Information shown:

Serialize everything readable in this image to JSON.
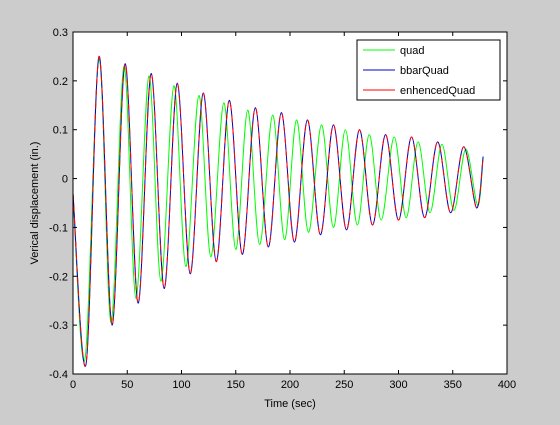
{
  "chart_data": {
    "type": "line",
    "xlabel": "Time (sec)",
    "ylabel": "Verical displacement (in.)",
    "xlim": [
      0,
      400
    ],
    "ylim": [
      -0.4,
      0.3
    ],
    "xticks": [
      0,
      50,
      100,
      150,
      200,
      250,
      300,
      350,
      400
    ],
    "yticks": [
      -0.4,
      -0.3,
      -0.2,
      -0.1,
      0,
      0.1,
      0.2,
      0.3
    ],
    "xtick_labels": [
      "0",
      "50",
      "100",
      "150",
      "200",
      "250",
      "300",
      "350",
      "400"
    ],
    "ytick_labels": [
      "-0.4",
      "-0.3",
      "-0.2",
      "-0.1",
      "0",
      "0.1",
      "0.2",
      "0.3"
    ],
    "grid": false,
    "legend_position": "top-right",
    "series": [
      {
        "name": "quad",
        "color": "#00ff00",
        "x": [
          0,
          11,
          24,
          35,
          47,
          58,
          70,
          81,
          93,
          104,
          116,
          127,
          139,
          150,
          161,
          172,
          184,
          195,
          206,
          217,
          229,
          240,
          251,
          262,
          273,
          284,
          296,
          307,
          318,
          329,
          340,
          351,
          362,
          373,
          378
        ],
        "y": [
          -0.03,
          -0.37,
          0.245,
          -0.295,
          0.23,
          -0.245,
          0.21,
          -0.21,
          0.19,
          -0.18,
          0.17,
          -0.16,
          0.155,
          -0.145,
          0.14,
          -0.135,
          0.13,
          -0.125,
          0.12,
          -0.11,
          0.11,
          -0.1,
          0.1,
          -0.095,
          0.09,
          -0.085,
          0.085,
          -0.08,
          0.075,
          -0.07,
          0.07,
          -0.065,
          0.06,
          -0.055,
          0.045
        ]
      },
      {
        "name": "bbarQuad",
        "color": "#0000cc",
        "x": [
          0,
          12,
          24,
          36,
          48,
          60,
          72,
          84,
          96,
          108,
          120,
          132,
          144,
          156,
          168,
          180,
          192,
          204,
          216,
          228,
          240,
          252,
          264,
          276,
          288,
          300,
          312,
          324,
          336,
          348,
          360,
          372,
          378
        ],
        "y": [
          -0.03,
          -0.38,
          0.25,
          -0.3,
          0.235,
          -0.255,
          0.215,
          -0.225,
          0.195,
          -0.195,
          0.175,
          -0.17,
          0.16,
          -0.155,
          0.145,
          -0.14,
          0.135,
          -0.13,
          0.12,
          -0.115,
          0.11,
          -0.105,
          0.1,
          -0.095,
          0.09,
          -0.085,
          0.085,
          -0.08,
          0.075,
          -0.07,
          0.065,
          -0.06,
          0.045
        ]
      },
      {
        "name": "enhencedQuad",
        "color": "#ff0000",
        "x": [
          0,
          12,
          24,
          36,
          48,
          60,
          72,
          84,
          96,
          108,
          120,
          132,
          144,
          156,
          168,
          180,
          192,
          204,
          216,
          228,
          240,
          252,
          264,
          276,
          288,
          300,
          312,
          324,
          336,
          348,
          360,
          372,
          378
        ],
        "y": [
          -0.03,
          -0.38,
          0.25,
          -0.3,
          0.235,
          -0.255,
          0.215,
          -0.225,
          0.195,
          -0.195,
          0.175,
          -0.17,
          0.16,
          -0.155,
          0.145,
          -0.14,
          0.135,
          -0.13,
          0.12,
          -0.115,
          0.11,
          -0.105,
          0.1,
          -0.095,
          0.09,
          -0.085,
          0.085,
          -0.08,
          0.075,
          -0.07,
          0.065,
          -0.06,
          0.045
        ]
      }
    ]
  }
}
--
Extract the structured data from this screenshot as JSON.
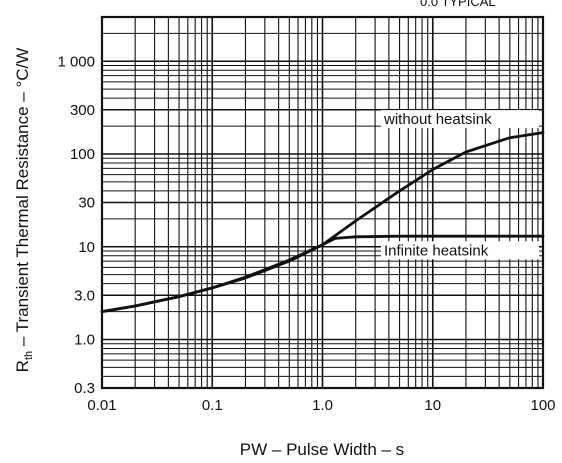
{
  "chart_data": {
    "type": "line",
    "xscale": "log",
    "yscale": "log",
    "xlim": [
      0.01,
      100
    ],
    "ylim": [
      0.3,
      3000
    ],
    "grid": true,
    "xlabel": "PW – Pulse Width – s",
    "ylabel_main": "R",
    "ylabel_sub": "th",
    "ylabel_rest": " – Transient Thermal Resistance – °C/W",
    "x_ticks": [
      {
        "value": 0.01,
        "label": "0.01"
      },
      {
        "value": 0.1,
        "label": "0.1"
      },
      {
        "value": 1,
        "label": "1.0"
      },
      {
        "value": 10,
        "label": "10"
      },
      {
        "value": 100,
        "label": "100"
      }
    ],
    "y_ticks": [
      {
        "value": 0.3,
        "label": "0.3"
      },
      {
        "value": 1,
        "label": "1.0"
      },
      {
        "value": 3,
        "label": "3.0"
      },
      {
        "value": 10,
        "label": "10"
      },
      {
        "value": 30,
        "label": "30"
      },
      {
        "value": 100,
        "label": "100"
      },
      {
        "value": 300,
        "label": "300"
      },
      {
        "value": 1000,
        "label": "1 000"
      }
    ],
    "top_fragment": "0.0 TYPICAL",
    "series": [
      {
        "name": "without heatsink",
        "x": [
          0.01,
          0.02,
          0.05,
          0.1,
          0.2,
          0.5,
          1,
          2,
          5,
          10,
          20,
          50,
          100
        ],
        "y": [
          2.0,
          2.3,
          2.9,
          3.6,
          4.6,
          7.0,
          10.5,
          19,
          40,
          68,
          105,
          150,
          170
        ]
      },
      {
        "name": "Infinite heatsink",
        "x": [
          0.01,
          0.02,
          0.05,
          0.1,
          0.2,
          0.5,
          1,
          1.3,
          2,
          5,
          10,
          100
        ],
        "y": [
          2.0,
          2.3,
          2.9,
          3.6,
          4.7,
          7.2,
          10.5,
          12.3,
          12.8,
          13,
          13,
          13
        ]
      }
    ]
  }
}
...
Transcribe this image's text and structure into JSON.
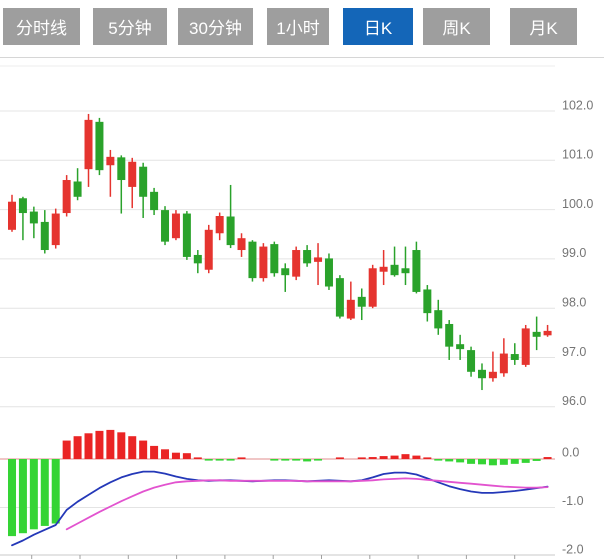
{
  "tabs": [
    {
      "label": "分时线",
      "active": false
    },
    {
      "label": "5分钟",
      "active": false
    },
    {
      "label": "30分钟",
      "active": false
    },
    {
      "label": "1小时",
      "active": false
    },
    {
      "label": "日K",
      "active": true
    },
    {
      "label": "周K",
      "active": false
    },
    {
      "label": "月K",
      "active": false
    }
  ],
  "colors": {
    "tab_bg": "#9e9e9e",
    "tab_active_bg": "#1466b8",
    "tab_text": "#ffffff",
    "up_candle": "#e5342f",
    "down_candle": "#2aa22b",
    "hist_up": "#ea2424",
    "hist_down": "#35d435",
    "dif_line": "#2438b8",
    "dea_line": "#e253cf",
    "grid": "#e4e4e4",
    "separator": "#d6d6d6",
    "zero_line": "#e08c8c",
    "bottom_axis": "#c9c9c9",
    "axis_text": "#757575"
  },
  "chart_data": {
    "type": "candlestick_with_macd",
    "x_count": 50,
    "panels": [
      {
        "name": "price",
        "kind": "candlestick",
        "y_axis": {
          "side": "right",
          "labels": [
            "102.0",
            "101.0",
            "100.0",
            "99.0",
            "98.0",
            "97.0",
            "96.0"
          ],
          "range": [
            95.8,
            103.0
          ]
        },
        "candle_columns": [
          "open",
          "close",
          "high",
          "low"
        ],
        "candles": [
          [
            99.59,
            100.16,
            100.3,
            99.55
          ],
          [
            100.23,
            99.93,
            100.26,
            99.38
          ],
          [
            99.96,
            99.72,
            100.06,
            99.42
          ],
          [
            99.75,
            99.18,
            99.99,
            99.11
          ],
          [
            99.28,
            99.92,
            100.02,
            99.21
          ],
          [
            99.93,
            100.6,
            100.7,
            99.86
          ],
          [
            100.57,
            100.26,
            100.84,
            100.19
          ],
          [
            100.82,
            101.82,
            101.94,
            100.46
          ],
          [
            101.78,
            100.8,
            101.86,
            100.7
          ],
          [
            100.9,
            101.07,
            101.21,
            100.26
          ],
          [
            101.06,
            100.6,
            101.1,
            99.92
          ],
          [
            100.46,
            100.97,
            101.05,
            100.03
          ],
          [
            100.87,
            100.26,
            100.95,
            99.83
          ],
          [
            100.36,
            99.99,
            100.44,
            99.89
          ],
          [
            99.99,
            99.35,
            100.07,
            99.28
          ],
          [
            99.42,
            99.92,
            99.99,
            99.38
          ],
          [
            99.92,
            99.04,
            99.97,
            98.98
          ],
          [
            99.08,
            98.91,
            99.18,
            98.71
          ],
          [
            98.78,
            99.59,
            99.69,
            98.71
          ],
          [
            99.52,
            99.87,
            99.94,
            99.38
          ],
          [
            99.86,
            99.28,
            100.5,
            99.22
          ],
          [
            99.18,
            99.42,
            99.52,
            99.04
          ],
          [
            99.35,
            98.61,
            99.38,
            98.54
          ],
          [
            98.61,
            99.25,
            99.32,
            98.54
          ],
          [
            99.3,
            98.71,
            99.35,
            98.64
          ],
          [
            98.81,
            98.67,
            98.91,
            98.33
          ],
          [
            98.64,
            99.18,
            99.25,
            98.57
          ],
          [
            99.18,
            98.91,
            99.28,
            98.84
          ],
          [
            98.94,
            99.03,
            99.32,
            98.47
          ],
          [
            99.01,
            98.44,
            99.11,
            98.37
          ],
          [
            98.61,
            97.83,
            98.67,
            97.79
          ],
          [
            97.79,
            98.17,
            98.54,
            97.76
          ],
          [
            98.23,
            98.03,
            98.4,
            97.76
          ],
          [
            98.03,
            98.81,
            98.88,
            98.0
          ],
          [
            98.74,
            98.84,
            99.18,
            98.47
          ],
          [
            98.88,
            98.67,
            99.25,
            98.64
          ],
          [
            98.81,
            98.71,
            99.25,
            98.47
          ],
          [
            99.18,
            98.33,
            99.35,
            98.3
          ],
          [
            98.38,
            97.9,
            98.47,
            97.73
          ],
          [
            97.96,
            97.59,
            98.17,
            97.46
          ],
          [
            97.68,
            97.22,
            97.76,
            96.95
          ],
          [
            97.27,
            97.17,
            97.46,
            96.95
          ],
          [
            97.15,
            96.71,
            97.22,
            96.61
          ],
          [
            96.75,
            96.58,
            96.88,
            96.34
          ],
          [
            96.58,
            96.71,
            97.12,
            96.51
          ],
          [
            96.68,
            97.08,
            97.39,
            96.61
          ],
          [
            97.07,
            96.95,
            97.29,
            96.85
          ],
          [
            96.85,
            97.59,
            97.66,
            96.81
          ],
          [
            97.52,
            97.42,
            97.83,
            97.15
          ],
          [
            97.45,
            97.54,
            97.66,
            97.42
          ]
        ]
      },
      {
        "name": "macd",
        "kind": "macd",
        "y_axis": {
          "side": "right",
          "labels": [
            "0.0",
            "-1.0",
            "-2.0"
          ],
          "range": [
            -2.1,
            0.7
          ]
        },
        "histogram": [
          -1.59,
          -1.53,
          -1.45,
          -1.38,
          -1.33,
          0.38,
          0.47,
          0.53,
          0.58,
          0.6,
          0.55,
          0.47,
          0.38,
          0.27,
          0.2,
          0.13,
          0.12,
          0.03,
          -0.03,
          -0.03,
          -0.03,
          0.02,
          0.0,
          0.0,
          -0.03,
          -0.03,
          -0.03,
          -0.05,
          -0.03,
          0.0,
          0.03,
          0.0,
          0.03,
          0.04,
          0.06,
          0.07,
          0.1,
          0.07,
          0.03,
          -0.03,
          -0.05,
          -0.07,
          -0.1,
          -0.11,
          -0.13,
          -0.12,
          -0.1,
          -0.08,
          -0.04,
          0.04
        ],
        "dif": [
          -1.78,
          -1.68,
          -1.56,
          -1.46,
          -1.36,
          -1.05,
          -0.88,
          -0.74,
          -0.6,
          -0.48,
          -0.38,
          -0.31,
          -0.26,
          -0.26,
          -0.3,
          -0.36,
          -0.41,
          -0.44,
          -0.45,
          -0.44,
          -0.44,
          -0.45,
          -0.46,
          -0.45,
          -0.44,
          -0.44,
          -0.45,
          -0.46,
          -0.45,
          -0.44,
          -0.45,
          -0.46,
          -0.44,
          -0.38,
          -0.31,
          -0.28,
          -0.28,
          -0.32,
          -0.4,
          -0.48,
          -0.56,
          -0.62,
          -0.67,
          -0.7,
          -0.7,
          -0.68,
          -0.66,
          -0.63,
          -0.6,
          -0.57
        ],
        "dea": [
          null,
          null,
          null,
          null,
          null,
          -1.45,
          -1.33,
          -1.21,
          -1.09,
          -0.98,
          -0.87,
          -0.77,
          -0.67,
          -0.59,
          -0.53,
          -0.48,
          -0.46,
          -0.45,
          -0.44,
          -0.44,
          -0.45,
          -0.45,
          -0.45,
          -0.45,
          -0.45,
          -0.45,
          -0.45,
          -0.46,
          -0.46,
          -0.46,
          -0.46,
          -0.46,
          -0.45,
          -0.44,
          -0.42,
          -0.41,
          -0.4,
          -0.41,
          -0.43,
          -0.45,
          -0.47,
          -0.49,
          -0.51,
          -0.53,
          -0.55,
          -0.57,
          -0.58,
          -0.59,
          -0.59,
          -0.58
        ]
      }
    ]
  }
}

Work instructions:
State how many lines of the listing include "name", and nothing more.

Response:
7